REQUIRED TASK | Select every line containing the word "godzin" from the material, and copy those lines.

DATA TO PROCESS |
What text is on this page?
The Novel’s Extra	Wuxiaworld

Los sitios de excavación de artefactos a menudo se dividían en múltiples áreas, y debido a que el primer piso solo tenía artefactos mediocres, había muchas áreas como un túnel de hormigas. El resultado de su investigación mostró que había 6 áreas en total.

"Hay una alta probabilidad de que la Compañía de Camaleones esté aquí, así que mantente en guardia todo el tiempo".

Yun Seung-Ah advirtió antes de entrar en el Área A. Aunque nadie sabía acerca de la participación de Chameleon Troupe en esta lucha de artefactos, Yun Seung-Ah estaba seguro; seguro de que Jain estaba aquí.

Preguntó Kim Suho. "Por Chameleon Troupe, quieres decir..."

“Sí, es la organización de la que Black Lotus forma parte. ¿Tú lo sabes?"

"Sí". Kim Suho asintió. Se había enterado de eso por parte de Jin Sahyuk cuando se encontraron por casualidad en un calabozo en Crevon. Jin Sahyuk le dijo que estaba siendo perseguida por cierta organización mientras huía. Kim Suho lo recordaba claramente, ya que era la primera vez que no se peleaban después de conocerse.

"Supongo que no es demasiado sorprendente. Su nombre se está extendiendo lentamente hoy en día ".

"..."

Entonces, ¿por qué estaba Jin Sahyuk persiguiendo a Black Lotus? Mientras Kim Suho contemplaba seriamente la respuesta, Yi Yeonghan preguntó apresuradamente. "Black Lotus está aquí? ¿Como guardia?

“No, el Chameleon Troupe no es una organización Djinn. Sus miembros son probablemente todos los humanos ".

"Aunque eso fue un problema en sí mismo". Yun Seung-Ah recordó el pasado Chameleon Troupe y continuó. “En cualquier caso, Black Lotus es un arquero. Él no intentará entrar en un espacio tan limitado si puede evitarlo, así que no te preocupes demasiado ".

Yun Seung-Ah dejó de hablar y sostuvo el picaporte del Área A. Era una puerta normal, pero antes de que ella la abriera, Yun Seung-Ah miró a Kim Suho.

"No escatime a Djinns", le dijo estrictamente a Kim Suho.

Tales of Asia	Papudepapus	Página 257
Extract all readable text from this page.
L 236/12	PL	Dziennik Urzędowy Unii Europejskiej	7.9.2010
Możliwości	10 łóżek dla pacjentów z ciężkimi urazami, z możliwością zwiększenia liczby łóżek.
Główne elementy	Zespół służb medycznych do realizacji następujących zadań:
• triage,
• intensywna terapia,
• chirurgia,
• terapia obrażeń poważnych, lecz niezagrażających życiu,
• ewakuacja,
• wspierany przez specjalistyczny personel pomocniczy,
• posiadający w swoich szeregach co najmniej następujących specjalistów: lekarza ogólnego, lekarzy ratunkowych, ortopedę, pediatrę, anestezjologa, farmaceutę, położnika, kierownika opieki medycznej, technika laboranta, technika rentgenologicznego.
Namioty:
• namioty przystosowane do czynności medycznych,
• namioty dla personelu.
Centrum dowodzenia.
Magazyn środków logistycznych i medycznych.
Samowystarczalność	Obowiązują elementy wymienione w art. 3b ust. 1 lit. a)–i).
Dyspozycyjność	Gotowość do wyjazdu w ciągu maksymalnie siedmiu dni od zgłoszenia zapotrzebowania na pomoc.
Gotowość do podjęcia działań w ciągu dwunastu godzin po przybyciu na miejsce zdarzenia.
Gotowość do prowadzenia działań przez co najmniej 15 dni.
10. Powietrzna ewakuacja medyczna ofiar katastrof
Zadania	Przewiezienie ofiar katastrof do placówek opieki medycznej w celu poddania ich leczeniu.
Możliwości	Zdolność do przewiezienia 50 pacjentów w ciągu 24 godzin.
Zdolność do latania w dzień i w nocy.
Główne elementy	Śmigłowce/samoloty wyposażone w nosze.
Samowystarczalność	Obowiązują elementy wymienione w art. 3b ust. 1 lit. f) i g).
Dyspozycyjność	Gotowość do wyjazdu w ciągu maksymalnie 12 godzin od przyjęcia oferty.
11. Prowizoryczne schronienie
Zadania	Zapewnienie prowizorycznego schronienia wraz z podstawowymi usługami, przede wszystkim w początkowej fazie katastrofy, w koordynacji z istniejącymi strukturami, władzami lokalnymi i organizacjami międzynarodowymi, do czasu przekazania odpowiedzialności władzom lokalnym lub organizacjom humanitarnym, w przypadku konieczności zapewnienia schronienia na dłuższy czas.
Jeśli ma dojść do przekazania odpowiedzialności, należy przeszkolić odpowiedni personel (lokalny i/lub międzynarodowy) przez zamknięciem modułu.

RESULT OF THE TASK |
Gotowość do podjęcia działań w ciągu dwunastu godzin po przybyciu na miejsce zdarzenia.
Możliwości	Zdolność do przewiezienia 50 pacjentów w ciągu 24 godzin.
Dyspozycyjność	Gotowość do wyjazdu w ciągu maksymalnie 12 godzin od przyjęcia oferty.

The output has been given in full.